**WRITTEN TASK**
Go through the material and write it all out exactly, minus the pictures.
# START OF DATA EXTRACT
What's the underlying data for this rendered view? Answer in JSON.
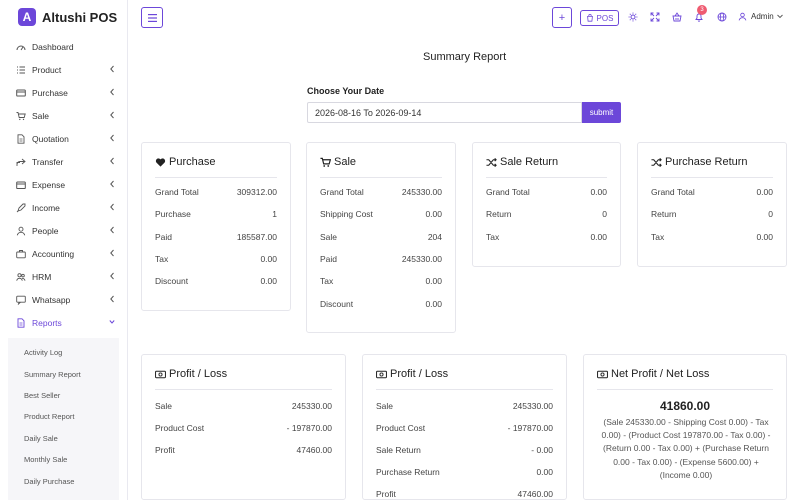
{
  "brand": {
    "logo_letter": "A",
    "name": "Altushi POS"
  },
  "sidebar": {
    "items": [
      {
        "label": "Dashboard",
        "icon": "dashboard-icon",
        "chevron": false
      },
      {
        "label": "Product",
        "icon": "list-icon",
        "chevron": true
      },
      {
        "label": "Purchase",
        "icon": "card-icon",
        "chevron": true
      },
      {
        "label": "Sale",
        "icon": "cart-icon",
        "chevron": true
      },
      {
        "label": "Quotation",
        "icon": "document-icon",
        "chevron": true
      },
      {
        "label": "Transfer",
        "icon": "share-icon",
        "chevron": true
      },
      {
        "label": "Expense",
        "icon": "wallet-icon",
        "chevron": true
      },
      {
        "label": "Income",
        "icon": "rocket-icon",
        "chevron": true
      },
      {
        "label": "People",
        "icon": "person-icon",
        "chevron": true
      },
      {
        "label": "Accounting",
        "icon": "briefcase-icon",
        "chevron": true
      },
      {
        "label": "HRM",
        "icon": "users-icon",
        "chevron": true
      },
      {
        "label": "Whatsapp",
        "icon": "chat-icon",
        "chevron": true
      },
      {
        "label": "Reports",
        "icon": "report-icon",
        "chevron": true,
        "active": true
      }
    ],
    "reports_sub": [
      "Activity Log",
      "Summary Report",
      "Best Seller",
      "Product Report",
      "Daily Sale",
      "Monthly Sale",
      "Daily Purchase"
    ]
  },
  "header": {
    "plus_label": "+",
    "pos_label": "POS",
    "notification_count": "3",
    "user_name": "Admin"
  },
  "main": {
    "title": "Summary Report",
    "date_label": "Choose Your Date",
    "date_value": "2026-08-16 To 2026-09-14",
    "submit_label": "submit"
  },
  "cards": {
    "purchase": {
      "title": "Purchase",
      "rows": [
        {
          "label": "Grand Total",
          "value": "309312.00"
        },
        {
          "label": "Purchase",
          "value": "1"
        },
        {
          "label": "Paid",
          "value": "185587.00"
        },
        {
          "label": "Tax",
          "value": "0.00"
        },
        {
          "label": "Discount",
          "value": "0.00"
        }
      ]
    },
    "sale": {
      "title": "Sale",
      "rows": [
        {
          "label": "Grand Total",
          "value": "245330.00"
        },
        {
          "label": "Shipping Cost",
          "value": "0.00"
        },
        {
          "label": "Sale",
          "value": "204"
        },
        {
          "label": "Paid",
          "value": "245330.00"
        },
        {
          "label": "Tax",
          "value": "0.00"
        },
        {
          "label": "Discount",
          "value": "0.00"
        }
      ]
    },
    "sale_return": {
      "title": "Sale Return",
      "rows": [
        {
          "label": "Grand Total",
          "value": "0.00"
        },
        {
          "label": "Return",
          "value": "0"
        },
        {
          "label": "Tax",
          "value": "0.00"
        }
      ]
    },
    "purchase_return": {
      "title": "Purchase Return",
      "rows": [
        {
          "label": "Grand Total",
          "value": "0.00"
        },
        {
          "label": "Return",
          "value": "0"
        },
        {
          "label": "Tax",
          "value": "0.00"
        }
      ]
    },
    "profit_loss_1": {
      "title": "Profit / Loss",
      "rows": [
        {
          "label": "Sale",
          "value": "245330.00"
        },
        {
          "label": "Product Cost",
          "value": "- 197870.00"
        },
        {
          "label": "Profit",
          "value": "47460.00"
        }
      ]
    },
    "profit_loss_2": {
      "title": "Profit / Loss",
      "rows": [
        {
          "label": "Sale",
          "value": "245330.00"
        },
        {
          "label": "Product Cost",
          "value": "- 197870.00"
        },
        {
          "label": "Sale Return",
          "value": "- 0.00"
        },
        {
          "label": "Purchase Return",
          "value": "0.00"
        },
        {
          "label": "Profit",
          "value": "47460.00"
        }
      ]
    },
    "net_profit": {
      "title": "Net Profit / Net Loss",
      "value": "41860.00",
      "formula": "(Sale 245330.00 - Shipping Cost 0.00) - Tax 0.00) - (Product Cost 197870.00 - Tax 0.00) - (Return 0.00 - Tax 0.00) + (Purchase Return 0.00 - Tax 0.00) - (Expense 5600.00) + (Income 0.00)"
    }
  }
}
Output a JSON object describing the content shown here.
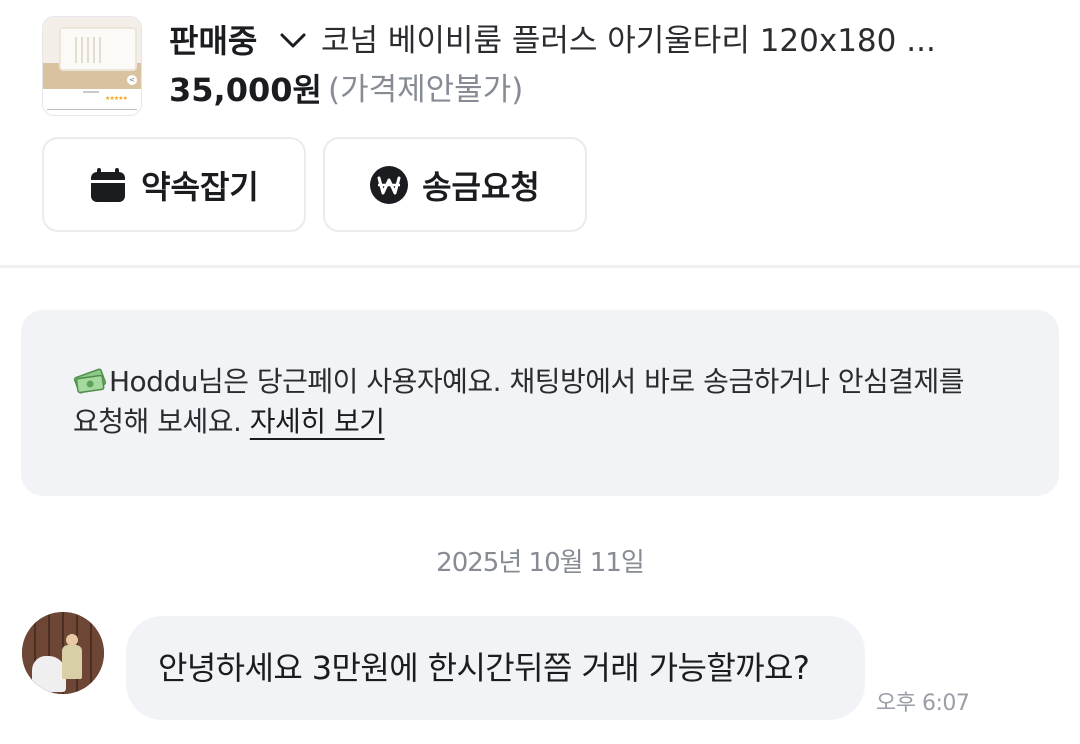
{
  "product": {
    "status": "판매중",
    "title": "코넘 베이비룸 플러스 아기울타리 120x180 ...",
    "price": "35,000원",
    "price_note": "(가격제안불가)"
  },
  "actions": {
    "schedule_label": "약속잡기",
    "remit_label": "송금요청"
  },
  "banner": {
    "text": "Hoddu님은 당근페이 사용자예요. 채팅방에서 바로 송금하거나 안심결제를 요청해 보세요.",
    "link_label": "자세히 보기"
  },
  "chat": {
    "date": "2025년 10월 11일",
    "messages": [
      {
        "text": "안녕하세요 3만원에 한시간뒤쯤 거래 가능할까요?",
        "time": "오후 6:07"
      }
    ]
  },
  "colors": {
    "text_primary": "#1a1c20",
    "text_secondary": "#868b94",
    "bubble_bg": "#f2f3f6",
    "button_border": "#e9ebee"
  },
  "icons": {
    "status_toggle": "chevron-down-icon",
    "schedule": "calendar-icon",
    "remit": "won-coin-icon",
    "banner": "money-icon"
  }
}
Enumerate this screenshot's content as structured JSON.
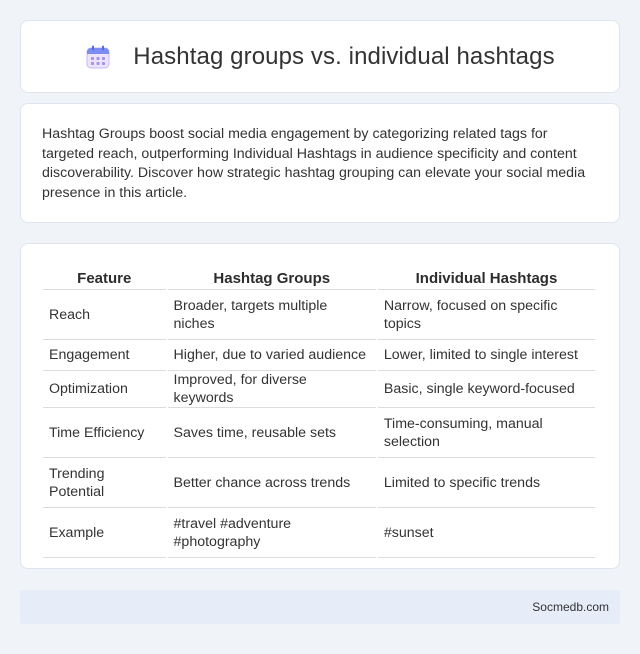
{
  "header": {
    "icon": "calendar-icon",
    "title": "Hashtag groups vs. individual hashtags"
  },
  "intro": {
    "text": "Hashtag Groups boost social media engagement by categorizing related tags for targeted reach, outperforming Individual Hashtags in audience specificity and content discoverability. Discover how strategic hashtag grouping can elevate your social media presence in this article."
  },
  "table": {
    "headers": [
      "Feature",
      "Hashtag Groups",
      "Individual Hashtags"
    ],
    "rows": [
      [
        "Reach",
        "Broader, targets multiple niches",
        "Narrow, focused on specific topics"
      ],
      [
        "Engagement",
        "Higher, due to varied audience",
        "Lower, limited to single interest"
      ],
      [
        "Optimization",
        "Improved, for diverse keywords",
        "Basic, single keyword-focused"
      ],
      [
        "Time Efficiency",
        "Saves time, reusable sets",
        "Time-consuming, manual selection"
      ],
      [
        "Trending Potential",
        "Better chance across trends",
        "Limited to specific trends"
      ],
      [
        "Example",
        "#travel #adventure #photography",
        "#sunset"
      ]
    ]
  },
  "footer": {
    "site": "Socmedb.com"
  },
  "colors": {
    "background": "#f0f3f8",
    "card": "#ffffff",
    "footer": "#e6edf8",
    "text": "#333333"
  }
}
# END OF DATA EXTRACT
**CORRECT RESULT**
What's the underlying data for this rendered view? Answer in JSON.
{
  "brand": {
    "logo_letter": "A",
    "name": "Altushi POS"
  },
  "sidebar": {
    "items": [
      {
        "label": "Dashboard",
        "icon": "dashboard-icon",
        "chevron": false
      },
      {
        "label": "Product",
        "icon": "list-icon",
        "chevron": true
      },
      {
        "label": "Purchase",
        "icon": "card-icon",
        "chevron": true
      },
      {
        "label": "Sale",
        "icon": "cart-icon",
        "chevron": true
      },
      {
        "label": "Quotation",
        "icon": "document-icon",
        "chevron": true
      },
      {
        "label": "Transfer",
        "icon": "share-icon",
        "chevron": true
      },
      {
        "label": "Expense",
        "icon": "wallet-icon",
        "chevron": true
      },
      {
        "label": "Income",
        "icon": "rocket-icon",
        "chevron": true
      },
      {
        "label": "People",
        "icon": "person-icon",
        "chevron": true
      },
      {
        "label": "Accounting",
        "icon": "briefcase-icon",
        "chevron": true
      },
      {
        "label": "HRM",
        "icon": "users-icon",
        "chevron": true
      },
      {
        "label": "Whatsapp",
        "icon": "chat-icon",
        "chevron": true
      },
      {
        "label": "Reports",
        "icon": "report-icon",
        "chevron": true,
        "active": true
      }
    ],
    "reports_sub": [
      "Activity Log",
      "Summary Report",
      "Best Seller",
      "Product Report",
      "Daily Sale",
      "Monthly Sale",
      "Daily Purchase"
    ]
  },
  "header": {
    "plus_label": "+",
    "pos_label": "POS",
    "notification_count": "3",
    "user_name": "Admin"
  },
  "main": {
    "title": "Summary Report",
    "date_label": "Choose Your Date",
    "date_value": "2026-08-16 To 2026-09-14",
    "submit_label": "submit"
  },
  "cards": {
    "purchase": {
      "title": "Purchase",
      "rows": [
        {
          "label": "Grand Total",
          "value": "309312.00"
        },
        {
          "label": "Purchase",
          "value": "1"
        },
        {
          "label": "Paid",
          "value": "185587.00"
        },
        {
          "label": "Tax",
          "value": "0.00"
        },
        {
          "label": "Discount",
          "value": "0.00"
        }
      ]
    },
    "sale": {
      "title": "Sale",
      "rows": [
        {
          "label": "Grand Total",
          "value": "245330.00"
        },
        {
          "label": "Shipping Cost",
          "value": "0.00"
        },
        {
          "label": "Sale",
          "value": "204"
        },
        {
          "label": "Paid",
          "value": "245330.00"
        },
        {
          "label": "Tax",
          "value": "0.00"
        },
        {
          "label": "Discount",
          "value": "0.00"
        }
      ]
    },
    "sale_return": {
      "title": "Sale Return",
      "rows": [
        {
          "label": "Grand Total",
          "value": "0.00"
        },
        {
          "label": "Return",
          "value": "0"
        },
        {
          "label": "Tax",
          "value": "0.00"
        }
      ]
    },
    "purchase_return": {
      "title": "Purchase Return",
      "rows": [
        {
          "label": "Grand Total",
          "value": "0.00"
        },
        {
          "label": "Return",
          "value": "0"
        },
        {
          "label": "Tax",
          "value": "0.00"
        }
      ]
    },
    "profit_loss_1": {
      "title": "Profit / Loss",
      "rows": [
        {
          "label": "Sale",
          "value": "245330.00"
        },
        {
          "label": "Product Cost",
          "value": "- 197870.00"
        },
        {
          "label": "Profit",
          "value": "47460.00"
        }
      ]
    },
    "profit_loss_2": {
      "title": "Profit / Loss",
      "rows": [
        {
          "label": "Sale",
          "value": "245330.00"
        },
        {
          "label": "Product Cost",
          "value": "- 197870.00"
        },
        {
          "label": "Sale Return",
          "value": "- 0.00"
        },
        {
          "label": "Purchase Return",
          "value": "0.00"
        },
        {
          "label": "Profit",
          "value": "47460.00"
        }
      ]
    },
    "net_profit": {
      "title": "Net Profit / Net Loss",
      "value": "41860.00",
      "formula": "(Sale 245330.00 - Shipping Cost 0.00) - Tax 0.00) - (Product Cost 197870.00 - Tax 0.00) - (Return 0.00 - Tax 0.00) + (Purchase Return 0.00 - Tax 0.00) - (Expense 5600.00) + (Income 0.00)"
    }
  }
}
Output a JSON object describing the content shown here.
{
  "product": {
    "status": "판매중",
    "title": "코넘 베이비룸 플러스 아기울타리 120x180 ...",
    "price": "35,000원",
    "price_note": "(가격제안불가)"
  },
  "actions": {
    "schedule_label": "약속잡기",
    "remit_label": "송금요청"
  },
  "banner": {
    "text": "Hoddu님은 당근페이 사용자예요. 채팅방에서 바로 송금하거나 안심결제를 요청해 보세요.",
    "link_label": "자세히 보기"
  },
  "chat": {
    "date": "2025년 10월 11일",
    "messages": [
      {
        "text": "안녕하세요 3만원에 한시간뒤쯤 거래 가능할까요?",
        "time": "오후 6:07"
      }
    ]
  },
  "colors": {
    "text_primary": "#1a1c20",
    "text_secondary": "#868b94",
    "bubble_bg": "#f2f3f6",
    "button_border": "#e9ebee"
  },
  "icons": {
    "status_toggle": "chevron-down-icon",
    "schedule": "calendar-icon",
    "remit": "won-coin-icon",
    "banner": "money-icon"
  }
}
Enumerate this screenshot's content as structured JSON.
{
  "header": {
    "icon": "calendar-icon",
    "title": "Hashtag groups vs. individual hashtags"
  },
  "intro": {
    "text": "Hashtag Groups boost social media engagement by categorizing related tags for targeted reach, outperforming Individual Hashtags in audience specificity and content discoverability. Discover how strategic hashtag grouping can elevate your social media presence in this article."
  },
  "table": {
    "headers": [
      "Feature",
      "Hashtag Groups",
      "Individual Hashtags"
    ],
    "rows": [
      [
        "Reach",
        "Broader, targets multiple niches",
        "Narrow, focused on specific topics"
      ],
      [
        "Engagement",
        "Higher, due to varied audience",
        "Lower, limited to single interest"
      ],
      [
        "Optimization",
        "Improved, for diverse keywords",
        "Basic, single keyword-focused"
      ],
      [
        "Time Efficiency",
        "Saves time, reusable sets",
        "Time-consuming, manual selection"
      ],
      [
        "Trending Potential",
        "Better chance across trends",
        "Limited to specific trends"
      ],
      [
        "Example",
        "#travel #adventure #photography",
        "#sunset"
      ]
    ]
  },
  "footer": {
    "site": "Socmedb.com"
  },
  "colors": {
    "background": "#f0f3f8",
    "card": "#ffffff",
    "footer": "#e6edf8",
    "text": "#333333"
  }
}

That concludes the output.